■ What to do: The records below need retyping in full; give them again exactly.

■ Dataset entries:

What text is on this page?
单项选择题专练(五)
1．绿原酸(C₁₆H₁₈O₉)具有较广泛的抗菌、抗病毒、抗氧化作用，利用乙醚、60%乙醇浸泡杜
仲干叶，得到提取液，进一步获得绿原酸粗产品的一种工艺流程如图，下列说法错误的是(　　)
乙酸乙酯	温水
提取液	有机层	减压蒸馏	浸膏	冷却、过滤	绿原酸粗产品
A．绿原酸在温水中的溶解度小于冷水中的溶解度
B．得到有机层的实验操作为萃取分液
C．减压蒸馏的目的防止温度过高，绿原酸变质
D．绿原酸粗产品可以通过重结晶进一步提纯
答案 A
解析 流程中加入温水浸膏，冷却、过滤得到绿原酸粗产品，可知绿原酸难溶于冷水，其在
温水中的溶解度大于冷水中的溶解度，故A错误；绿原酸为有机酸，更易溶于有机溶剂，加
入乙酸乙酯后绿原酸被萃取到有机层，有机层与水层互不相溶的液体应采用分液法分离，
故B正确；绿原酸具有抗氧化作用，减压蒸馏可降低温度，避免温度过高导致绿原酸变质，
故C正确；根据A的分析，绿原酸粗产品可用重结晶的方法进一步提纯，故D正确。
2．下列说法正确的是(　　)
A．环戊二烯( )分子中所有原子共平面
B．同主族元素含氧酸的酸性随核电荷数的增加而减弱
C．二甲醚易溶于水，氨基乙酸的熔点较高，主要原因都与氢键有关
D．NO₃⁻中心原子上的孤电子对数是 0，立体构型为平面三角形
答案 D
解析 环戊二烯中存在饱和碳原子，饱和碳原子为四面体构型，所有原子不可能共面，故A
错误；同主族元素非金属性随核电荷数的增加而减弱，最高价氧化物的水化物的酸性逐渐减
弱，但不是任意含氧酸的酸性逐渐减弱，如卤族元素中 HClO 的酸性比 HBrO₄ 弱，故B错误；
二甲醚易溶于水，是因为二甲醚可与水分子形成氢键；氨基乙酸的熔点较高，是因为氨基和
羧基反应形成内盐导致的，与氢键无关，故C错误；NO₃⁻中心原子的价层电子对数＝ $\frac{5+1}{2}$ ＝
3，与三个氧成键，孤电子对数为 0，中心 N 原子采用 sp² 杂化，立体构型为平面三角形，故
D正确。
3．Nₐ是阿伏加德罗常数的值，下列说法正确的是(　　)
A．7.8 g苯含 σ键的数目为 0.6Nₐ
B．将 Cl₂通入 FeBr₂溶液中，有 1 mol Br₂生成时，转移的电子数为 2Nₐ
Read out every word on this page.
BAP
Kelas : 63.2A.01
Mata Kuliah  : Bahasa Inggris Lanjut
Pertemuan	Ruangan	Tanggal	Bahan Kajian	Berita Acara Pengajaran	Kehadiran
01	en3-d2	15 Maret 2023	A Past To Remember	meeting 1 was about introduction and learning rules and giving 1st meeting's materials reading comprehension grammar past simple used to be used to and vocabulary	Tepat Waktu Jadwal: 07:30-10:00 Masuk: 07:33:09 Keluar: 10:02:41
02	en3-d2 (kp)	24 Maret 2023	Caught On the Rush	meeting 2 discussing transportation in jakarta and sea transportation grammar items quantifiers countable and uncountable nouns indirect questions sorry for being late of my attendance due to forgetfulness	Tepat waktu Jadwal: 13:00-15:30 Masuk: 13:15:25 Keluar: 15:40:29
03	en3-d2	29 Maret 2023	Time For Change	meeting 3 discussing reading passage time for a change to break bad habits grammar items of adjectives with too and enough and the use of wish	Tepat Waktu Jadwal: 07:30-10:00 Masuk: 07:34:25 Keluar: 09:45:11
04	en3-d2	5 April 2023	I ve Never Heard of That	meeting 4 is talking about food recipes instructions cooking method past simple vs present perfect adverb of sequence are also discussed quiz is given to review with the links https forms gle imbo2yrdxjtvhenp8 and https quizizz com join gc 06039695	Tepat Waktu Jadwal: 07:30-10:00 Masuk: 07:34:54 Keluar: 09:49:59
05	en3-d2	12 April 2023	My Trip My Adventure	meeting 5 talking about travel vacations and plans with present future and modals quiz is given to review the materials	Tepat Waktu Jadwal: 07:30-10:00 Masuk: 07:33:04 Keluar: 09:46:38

■ Output for this task:
What text is on this page?
单项选择题专练(五)
1．绿原酸(C₁₆H₁₈O₉)具有较广泛的抗菌、抗病毒、抗氧化作用，利用乙醚、60%乙醇浸泡杜
仲干叶，得到提取液，进一步获得绿原酸粗产品的一种工艺流程如图，下列说法错误的是(　　)
乙酸乙酯	温水
提取液	有机层	减压蒸馏	浸膏	冷却、过滤	绿原酸粗产品
A．绿原酸在温水中的溶解度小于冷水中的溶解度
B．得到有机层的实验操作为萃取分液
C．减压蒸馏的目的防止温度过高，绿原酸变质
D．绿原酸粗产品可以通过重结晶进一步提纯
答案 A
解析 流程中加入温水浸膏，冷却、过滤得到绿原酸粗产品，可知绿原酸难溶于冷水，其在
温水中的溶解度大于冷水中的溶解度，故A错误；绿原酸为有机酸，更易溶于有机溶剂，加
入乙酸乙酯后绿原酸被萃取到有机层，有机层与水层互不相溶的液体应采用分液法分离，
故B正确；绿原酸具有抗氧化作用，减压蒸馏可降低温度，避免温度过高导致绿原酸变质，
故C正确；根据A的分析，绿原酸粗产品可用重结晶的方法进一步提纯，故D正确。
2．下列说法正确的是(　　)
A．环戊二烯( )分子中所有原子共平面
B．同主族元素含氧酸的酸性随核电荷数的增加而减弱
C．二甲醚易溶于水，氨基乙酸的熔点较高，主要原因都与氢键有关
D．NO₃⁻中心原子上的孤电子对数是 0，立体构型为平面三角形
答案 D
解析 环戊二烯中存在饱和碳原子，饱和碳原子为四面体构型，所有原子不可能共面，故A
错误；同主族元素非金属性随核电荷数的增加而减弱，最高价氧化物的水化物的酸性逐渐减
弱，但不是任意含氧酸的酸性逐渐减弱，如卤族元素中 HClO 的酸性比 HBrO₄ 弱，故B错误；
二甲醚易溶于水，是因为二甲醚可与水分子形成氢键；氨基乙酸的熔点较高，是因为氨基和
羧基反应形成内盐导致的，与氢键无关，故C错误；NO₃⁻中心原子的价层电子对数＝ $\frac{5+1}{2}$ ＝
3，与三个氧成键，孤电子对数为 0，中心 N 原子采用 sp² 杂化，立体构型为平面三角形，故
D正确。
3．Nₐ是阿伏加德罗常数的值，下列说法正确的是(　　)
A．7.8 g苯含 σ键的数目为 0.6Nₐ
B．将 Cl₂通入 FeBr₂溶液中，有 1 mol Br₂生成时，转移的电子数为 2Nₐ
Read out every word on this page.
BAP
Kelas : 63.2A.01
Mata Kuliah  : Bahasa Inggris Lanjut
Pertemuan	Ruangan	Tanggal	Bahan Kajian	Berita Acara Pengajaran	Kehadiran
01	en3-d2	15 Maret 2023	A Past To Remember	meeting 1 was about introduction and learning rules and giving 1st meeting's materials reading comprehension grammar past simple used to be used to and vocabulary	Tepat Waktu Jadwal: 07:30-10:00 Masuk: 07:33:09 Keluar: 10:02:41
02	en3-d2 (kp)	24 Maret 2023	Caught On the Rush	meeting 2 discussing transportation in jakarta and sea transportation grammar items quantifiers countable and uncountable nouns indirect questions sorry for being late of my attendance due to forgetfulness	Tepat waktu Jadwal: 13:00-15:30 Masuk: 13:15:25 Keluar: 15:40:29
03	en3-d2	29 Maret 2023	Time For Change	meeting 3 discussing reading passage time for a change to break bad habits grammar items of adjectives with too and enough and the use of wish	Tepat Waktu Jadwal: 07:30-10:00 Masuk: 07:34:25 Keluar: 09:45:11
04	en3-d2	5 April 2023	I ve Never Heard of That	meeting 4 is talking about food recipes instructions cooking method past simple vs present perfect adverb of sequence are also discussed quiz is given to review with the links https forms gle imbo2yrdxjtvhenp8 and https quizizz com join gc 06039695	Tepat Waktu Jadwal: 07:30-10:00 Masuk: 07:34:54 Keluar: 09:49:59
05	en3-d2	12 April 2023	My Trip My Adventure	meeting 5 talking about travel vacations and plans with present future and modals quiz is given to review the materials	Tepat Waktu Jadwal: 07:30-10:00 Masuk: 07:33:04 Keluar: 09:46:38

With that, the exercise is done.